EXTRACTED DATA —
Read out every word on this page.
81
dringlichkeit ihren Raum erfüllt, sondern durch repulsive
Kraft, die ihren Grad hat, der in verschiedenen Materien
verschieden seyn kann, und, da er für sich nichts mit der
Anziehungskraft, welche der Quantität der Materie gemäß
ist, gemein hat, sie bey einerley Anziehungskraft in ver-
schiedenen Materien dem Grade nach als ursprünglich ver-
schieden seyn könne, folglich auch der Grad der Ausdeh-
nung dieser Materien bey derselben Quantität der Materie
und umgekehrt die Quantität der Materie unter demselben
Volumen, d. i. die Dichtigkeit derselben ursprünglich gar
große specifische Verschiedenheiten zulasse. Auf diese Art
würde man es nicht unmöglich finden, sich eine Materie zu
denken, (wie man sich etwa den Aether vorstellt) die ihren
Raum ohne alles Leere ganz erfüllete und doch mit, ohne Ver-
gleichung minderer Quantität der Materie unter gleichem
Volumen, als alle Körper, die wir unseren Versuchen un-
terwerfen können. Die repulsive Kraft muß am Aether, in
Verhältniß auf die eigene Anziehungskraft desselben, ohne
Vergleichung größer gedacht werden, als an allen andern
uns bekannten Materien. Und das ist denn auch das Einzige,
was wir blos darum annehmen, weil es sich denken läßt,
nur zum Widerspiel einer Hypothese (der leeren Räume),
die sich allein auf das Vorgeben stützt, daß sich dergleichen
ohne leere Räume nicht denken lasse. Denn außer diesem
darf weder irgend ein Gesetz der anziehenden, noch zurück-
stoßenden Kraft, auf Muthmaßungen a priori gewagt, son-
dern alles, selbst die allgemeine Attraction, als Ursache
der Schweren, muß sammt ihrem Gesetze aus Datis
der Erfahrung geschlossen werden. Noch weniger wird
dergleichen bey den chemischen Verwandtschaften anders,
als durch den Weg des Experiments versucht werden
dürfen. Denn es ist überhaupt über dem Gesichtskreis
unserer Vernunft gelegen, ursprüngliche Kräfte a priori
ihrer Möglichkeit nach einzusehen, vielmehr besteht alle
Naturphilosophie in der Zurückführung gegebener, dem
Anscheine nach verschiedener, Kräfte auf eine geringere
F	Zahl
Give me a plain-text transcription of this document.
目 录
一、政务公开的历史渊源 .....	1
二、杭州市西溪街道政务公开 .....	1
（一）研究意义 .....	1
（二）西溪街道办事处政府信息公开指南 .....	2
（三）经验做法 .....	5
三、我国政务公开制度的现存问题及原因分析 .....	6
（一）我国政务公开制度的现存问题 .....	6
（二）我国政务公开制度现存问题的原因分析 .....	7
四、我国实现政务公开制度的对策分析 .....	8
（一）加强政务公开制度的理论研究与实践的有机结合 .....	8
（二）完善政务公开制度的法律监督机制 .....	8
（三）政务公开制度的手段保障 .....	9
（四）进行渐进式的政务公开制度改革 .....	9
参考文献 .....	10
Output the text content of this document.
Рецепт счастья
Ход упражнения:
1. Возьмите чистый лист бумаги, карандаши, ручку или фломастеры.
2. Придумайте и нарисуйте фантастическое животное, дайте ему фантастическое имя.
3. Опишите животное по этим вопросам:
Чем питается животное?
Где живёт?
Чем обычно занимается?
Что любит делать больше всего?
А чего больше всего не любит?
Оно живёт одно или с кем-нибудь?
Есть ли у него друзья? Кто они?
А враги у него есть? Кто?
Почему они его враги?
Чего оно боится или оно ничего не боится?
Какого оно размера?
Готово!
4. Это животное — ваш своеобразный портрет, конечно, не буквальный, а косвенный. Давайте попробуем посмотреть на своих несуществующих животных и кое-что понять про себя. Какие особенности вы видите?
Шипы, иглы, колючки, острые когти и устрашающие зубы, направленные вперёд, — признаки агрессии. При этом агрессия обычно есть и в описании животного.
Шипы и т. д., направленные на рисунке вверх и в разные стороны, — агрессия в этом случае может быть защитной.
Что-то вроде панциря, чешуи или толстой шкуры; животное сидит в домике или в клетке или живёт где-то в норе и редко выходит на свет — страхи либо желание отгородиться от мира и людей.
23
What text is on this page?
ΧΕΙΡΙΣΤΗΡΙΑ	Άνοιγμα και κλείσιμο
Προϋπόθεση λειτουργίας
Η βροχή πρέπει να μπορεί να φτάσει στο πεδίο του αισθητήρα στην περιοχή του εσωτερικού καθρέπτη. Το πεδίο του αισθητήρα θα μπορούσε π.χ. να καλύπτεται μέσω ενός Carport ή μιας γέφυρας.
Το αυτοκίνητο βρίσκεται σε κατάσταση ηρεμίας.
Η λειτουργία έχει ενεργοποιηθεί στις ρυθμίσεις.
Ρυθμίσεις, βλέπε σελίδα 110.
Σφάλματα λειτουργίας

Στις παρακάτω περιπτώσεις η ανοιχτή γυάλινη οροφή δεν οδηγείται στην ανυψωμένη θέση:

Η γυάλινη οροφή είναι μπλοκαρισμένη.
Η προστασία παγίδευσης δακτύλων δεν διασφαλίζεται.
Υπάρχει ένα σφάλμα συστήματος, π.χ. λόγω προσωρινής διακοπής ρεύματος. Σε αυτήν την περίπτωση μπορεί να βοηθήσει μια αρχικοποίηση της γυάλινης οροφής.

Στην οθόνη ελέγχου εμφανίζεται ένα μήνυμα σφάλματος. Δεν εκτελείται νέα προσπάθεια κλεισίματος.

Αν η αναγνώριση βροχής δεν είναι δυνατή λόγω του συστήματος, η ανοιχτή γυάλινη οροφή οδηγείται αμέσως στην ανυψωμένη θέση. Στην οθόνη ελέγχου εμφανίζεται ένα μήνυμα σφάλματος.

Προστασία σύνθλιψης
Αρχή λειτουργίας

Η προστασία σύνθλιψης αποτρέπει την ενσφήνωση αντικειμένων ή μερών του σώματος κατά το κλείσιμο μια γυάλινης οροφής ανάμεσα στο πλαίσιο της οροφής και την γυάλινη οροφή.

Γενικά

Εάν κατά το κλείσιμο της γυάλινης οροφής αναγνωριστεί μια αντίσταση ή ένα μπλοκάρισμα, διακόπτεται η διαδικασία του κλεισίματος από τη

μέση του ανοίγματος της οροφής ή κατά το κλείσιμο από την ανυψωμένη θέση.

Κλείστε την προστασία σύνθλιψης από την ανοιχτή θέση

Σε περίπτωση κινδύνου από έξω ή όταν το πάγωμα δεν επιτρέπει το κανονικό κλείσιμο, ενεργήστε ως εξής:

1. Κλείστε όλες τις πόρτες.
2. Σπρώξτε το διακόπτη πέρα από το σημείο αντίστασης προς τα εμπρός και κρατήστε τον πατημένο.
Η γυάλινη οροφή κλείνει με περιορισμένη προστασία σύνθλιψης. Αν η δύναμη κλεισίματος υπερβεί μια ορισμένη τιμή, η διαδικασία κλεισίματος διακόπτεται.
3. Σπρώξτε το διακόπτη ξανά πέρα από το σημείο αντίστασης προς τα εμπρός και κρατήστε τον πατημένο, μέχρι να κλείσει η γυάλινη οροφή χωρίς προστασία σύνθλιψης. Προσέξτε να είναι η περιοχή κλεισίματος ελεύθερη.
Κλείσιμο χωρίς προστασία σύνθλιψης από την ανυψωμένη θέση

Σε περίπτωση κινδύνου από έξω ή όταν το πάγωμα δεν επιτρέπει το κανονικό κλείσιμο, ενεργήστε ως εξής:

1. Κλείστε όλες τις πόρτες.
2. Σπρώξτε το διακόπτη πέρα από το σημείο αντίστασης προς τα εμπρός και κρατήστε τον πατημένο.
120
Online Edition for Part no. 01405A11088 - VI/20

TASK DIRECTIONS —
Repeat the data above, word for word.

ANSWER IN FULL —
Read out every word on this page.
81
dringlichkeit ihren Raum erfüllt, sondern durch repulsive
Kraft, die ihren Grad hat, der in verschiedenen Materien
verschieden seyn kann, und, da er für sich nichts mit der
Anziehungskraft, welche der Quantität der Materie gemäß
ist, gemein hat, sie bey einerley Anziehungskraft in ver-
schiedenen Materien dem Grade nach als ursprünglich ver-
schieden seyn könne, folglich auch der Grad der Ausdeh-
nung dieser Materien bey derselben Quantität der Materie
und umgekehrt die Quantität der Materie unter demselben
Volumen, d. i. die Dichtigkeit derselben ursprünglich gar
große specifische Verschiedenheiten zulasse. Auf diese Art
würde man es nicht unmöglich finden, sich eine Materie zu
denken, (wie man sich etwa den Aether vorstellt) die ihren
Raum ohne alles Leere ganz erfüllete und doch mit, ohne Ver-
gleichung minderer Quantität der Materie unter gleichem
Volumen, als alle Körper, die wir unseren Versuchen un-
terwerfen können. Die repulsive Kraft muß am Aether, in
Verhältniß auf die eigene Anziehungskraft desselben, ohne
Vergleichung größer gedacht werden, als an allen andern
uns bekannten Materien. Und das ist denn auch das Einzige,
was wir blos darum annehmen, weil es sich denken läßt,
nur zum Widerspiel einer Hypothese (der leeren Räume),
die sich allein auf das Vorgeben stützt, daß sich dergleichen
ohne leere Räume nicht denken lasse. Denn außer diesem
darf weder irgend ein Gesetz der anziehenden, noch zurück-
stoßenden Kraft, auf Muthmaßungen a priori gewagt, son-
dern alles, selbst die allgemeine Attraction, als Ursache
der Schweren, muß sammt ihrem Gesetze aus Datis
der Erfahrung geschlossen werden. Noch weniger wird
dergleichen bey den chemischen Verwandtschaften anders,
als durch den Weg des Experiments versucht werden
dürfen. Denn es ist überhaupt über dem Gesichtskreis
unserer Vernunft gelegen, ursprüngliche Kräfte a priori
ihrer Möglichkeit nach einzusehen, vielmehr besteht alle
Naturphilosophie in der Zurückführung gegebener, dem
Anscheine nach verschiedener, Kräfte auf eine geringere
F	Zahl
Give me a plain-text transcription of this document.
目 录
一、政务公开的历史渊源 .....	1
二、杭州市西溪街道政务公开 .....	1
（一）研究意义 .....	1
（二）西溪街道办事处政府信息公开指南 .....	2
（三）经验做法 .....	5
三、我国政务公开制度的现存问题及原因分析 .....	6
（一）我国政务公开制度的现存问题 .....	6
（二）我国政务公开制度现存问题的原因分析 .....	7
四、我国实现政务公开制度的对策分析 .....	8
（一）加强政务公开制度的理论研究与实践的有机结合 .....	8
（二）完善政务公开制度的法律监督机制 .....	8
（三）政务公开制度的手段保障 .....	9
（四）进行渐进式的政务公开制度改革 .....	9
参考文献 .....	10
Output the text content of this document.
Рецепт счастья
Ход упражнения:
1. Возьмите чистый лист бумаги, карандаши, ручку или фломастеры.
2. Придумайте и нарисуйте фантастическое животное, дайте ему фантастическое имя.
3. Опишите животное по этим вопросам:
Чем питается животное?
Где живёт?
Чем обычно занимается?
Что любит делать больше всего?
А чего больше всего не любит?
Оно живёт одно или с кем-нибудь?
Есть ли у него друзья? Кто они?
А враги у него есть? Кто?
Почему они его враги?
Чего оно боится или оно ничего не боится?
Какого оно размера?
Готово!
4. Это животное — ваш своеобразный портрет, конечно, не буквальный, а косвенный. Давайте попробуем посмотреть на своих несуществующих животных и кое-что понять про себя. Какие особенности вы видите?
Шипы, иглы, колючки, острые когти и устрашающие зубы, направленные вперёд, — признаки агрессии. При этом агрессия обычно есть и в описании животного.
Шипы и т. д., направленные на рисунке вверх и в разные стороны, — агрессия в этом случае может быть защитной.
Что-то вроде панциря, чешуи или толстой шкуры; животное сидит в домике или в клетке или живёт где-то в норе и редко выходит на свет — страхи либо желание отгородиться от мира и людей.
23
What text is on this page?
ΧΕΙΡΙΣΤΗΡΙΑ	Άνοιγμα και κλείσιμο
Προϋπόθεση λειτουργίας
Η βροχή πρέπει να μπορεί να φτάσει στο πεδίο του αισθητήρα στην περιοχή του εσωτερικού καθρέπτη. Το πεδίο του αισθητήρα θα μπορούσε π.χ. να καλύπτεται μέσω ενός Carport ή μιας γέφυρας.
Το αυτοκίνητο βρίσκεται σε κατάσταση ηρεμίας.
Η λειτουργία έχει ενεργοποιηθεί στις ρυθμίσεις.
Ρυθμίσεις, βλέπε σελίδα 110.
Σφάλματα λειτουργίας

Στις παρακάτω περιπτώσεις η ανοιχτή γυάλινη οροφή δεν οδηγείται στην ανυψωμένη θέση:

Η γυάλινη οροφή είναι μπλοκαρισμένη.
Η προστασία παγίδευσης δακτύλων δεν διασφαλίζεται.
Υπάρχει ένα σφάλμα συστήματος, π.χ. λόγω προσωρινής διακοπής ρεύματος. Σε αυτήν την περίπτωση μπορεί να βοηθήσει μια αρχικοποίηση της γυάλινης οροφής.

Στην οθόνη ελέγχου εμφανίζεται ένα μήνυμα σφάλματος. Δεν εκτελείται νέα προσπάθεια κλεισίματος.

Αν η αναγνώριση βροχής δεν είναι δυνατή λόγω του συστήματος, η ανοιχτή γυάλινη οροφή οδηγείται αμέσως στην ανυψωμένη θέση. Στην οθόνη ελέγχου εμφανίζεται ένα μήνυμα σφάλματος.

Προστασία σύνθλιψης
Αρχή λειτουργίας

Η προστασία σύνθλιψης αποτρέπει την ενσφήνωση αντικειμένων ή μερών του σώματος κατά το κλείσιμο μια γυάλινης οροφής ανάμεσα στο πλαίσιο της οροφής και την γυάλινη οροφή.

Γενικά

Εάν κατά το κλείσιμο της γυάλινης οροφής αναγνωριστεί μια αντίσταση ή ένα μπλοκάρισμα, διακόπτεται η διαδικασία του κλεισίματος από τη

μέση του ανοίγματος της οροφής ή κατά το κλείσιμο από την ανυψωμένη θέση.

Κλείστε την προστασία σύνθλιψης από την ανοιχτή θέση

Σε περίπτωση κινδύνου από έξω ή όταν το πάγωμα δεν επιτρέπει το κανονικό κλείσιμο, ενεργήστε ως εξής:

1. Κλείστε όλες τις πόρτες.
2. Σπρώξτε το διακόπτη πέρα από το σημείο αντίστασης προς τα εμπρός και κρατήστε τον πατημένο.
Η γυάλινη οροφή κλείνει με περιορισμένη προστασία σύνθλιψης. Αν η δύναμη κλεισίματος υπερβεί μια ορισμένη τιμή, η διαδικασία κλεισίματος διακόπτεται.
3. Σπρώξτε το διακόπτη ξανά πέρα από το σημείο αντίστασης προς τα εμπρός και κρατήστε τον πατημένο, μέχρι να κλείσει η γυάλινη οροφή χωρίς προστασία σύνθλιψης. Προσέξτε να είναι η περιοχή κλεισίματος ελεύθερη.
Κλείσιμο χωρίς προστασία σύνθλιψης από την ανυψωμένη θέση

Σε περίπτωση κινδύνου από έξω ή όταν το πάγωμα δεν επιτρέπει το κανονικό κλείσιμο, ενεργήστε ως εξής:

1. Κλείστε όλες τις πόρτες.
2. Σπρώξτε το διακόπτη πέρα από το σημείο αντίστασης προς τα εμπρός και κρατήστε τον πατημένο.
120
Online Edition for Part no. 01405A11088 - VI/20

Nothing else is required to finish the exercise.